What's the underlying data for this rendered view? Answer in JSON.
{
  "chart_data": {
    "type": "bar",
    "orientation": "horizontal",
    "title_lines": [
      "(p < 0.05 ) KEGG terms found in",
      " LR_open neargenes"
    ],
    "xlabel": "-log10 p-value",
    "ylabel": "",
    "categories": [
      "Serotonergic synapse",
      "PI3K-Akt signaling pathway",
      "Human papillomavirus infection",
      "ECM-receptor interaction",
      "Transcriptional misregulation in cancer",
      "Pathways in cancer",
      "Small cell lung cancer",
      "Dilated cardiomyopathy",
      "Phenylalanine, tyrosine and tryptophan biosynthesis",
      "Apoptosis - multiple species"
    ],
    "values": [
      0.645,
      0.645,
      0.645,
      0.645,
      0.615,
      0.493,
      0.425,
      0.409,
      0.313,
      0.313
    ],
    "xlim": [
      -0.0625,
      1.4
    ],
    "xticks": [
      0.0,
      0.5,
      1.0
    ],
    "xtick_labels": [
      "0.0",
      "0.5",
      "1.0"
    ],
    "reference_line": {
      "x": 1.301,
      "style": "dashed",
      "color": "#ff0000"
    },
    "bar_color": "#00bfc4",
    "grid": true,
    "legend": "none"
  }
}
==
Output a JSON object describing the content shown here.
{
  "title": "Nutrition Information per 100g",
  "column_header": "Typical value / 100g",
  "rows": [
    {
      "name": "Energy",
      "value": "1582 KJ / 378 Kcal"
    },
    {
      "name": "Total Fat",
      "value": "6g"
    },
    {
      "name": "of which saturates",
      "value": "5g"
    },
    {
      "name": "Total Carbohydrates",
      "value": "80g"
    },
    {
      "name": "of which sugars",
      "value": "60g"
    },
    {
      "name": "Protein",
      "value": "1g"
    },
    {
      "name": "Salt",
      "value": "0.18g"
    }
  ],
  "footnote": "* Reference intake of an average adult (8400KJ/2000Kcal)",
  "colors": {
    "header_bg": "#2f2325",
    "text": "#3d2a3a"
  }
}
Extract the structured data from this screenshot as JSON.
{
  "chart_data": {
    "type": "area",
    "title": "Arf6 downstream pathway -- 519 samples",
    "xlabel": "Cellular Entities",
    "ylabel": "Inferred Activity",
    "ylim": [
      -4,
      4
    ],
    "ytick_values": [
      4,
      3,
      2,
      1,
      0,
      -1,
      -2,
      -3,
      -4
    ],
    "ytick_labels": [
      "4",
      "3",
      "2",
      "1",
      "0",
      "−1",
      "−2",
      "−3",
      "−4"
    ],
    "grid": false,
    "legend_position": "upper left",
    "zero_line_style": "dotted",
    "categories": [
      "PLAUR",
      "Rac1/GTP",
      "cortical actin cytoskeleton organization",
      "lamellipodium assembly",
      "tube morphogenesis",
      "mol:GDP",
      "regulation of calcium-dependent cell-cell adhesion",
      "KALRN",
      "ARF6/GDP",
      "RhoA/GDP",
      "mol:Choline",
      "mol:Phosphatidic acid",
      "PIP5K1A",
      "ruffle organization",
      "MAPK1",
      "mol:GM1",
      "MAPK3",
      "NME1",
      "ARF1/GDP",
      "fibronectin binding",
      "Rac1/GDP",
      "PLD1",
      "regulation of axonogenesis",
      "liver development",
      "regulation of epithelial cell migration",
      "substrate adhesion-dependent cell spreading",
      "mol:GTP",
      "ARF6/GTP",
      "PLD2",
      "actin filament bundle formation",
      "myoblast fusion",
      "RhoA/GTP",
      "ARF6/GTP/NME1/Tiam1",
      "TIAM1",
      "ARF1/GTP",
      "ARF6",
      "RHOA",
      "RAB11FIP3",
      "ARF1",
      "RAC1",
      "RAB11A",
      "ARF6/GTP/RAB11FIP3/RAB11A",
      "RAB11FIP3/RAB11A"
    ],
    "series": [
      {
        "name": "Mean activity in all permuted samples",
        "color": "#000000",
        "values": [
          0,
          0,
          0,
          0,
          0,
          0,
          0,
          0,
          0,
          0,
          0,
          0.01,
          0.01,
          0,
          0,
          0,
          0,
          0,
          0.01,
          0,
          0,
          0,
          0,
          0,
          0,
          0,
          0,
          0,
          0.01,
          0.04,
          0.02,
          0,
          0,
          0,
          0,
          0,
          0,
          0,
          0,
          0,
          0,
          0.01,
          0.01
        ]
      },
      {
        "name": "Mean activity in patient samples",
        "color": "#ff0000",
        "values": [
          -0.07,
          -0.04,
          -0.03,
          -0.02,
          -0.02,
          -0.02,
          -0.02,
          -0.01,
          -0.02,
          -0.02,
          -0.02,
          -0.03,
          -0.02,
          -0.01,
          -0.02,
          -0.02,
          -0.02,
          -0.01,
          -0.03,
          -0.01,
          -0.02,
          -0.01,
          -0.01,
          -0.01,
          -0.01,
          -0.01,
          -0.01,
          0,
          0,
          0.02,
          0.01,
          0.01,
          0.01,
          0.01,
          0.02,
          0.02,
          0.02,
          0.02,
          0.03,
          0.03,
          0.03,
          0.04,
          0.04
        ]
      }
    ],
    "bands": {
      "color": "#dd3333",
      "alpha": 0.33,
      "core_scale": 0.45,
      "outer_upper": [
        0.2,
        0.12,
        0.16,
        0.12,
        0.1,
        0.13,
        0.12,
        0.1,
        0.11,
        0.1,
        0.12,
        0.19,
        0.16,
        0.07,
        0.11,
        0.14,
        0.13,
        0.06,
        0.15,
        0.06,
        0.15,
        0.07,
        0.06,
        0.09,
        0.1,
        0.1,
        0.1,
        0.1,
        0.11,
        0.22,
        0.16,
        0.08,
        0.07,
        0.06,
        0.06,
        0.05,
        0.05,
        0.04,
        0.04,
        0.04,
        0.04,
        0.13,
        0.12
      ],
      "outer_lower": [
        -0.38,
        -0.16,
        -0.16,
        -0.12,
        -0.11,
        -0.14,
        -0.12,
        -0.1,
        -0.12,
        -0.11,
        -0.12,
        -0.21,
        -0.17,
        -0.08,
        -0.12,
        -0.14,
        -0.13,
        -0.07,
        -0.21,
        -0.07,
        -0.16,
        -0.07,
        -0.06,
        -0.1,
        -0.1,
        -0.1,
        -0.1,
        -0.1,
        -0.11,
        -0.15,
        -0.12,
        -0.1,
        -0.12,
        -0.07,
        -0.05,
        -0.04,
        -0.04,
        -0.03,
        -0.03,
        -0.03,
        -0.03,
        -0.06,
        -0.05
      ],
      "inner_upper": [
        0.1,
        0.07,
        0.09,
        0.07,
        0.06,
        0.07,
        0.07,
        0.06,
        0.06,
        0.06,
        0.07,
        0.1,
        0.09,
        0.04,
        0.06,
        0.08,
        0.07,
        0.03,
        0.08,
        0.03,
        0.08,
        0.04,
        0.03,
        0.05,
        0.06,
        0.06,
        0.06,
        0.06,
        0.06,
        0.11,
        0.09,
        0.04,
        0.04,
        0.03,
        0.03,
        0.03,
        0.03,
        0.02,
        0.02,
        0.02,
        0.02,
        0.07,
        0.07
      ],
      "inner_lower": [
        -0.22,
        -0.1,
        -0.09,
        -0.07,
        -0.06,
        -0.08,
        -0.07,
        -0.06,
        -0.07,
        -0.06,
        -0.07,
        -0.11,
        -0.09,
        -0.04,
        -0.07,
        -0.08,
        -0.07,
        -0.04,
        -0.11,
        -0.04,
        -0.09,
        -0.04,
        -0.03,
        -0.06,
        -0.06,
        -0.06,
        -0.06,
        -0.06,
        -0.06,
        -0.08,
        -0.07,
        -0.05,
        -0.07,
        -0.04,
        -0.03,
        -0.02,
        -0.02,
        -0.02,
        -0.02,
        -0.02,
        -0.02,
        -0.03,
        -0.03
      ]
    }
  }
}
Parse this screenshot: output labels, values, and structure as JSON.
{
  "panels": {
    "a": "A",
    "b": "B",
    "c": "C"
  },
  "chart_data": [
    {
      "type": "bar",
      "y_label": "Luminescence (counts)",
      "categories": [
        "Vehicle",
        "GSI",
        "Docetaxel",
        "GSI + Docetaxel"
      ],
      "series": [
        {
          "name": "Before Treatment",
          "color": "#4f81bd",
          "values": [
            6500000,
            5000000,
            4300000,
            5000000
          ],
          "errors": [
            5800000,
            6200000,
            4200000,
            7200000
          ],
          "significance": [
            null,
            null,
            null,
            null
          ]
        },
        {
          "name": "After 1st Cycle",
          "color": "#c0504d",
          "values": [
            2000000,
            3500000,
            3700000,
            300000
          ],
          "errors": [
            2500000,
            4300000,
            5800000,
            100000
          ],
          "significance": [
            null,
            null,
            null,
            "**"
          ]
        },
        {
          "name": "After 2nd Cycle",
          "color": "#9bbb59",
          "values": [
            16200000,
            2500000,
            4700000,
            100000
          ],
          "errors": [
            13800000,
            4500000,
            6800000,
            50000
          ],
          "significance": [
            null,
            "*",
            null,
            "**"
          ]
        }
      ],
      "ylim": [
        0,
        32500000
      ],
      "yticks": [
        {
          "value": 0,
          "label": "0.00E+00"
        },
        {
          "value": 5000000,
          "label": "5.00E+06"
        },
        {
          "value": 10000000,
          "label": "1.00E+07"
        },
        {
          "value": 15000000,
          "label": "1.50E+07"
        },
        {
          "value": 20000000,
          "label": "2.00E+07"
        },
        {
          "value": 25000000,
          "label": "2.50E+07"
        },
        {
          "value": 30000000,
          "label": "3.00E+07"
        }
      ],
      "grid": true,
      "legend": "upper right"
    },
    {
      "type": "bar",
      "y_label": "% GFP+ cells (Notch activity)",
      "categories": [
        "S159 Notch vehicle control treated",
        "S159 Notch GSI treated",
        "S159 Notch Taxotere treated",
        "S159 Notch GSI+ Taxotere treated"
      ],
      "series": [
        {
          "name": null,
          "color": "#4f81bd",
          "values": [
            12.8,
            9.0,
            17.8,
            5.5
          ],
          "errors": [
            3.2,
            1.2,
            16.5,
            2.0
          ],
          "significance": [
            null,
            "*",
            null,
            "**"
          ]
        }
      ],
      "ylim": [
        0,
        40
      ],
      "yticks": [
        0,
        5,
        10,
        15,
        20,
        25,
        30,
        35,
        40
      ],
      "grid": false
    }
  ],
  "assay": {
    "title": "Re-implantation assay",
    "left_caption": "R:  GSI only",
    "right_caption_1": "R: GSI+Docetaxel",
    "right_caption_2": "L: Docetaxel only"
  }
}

WHAT YOU ARE ASKED TO DO
Copy all lines from the data that hold the word "only".

TASK SOLUTION
    "left_caption": "R:  GSI only",
    "right_caption_2": "L: Docetaxel only"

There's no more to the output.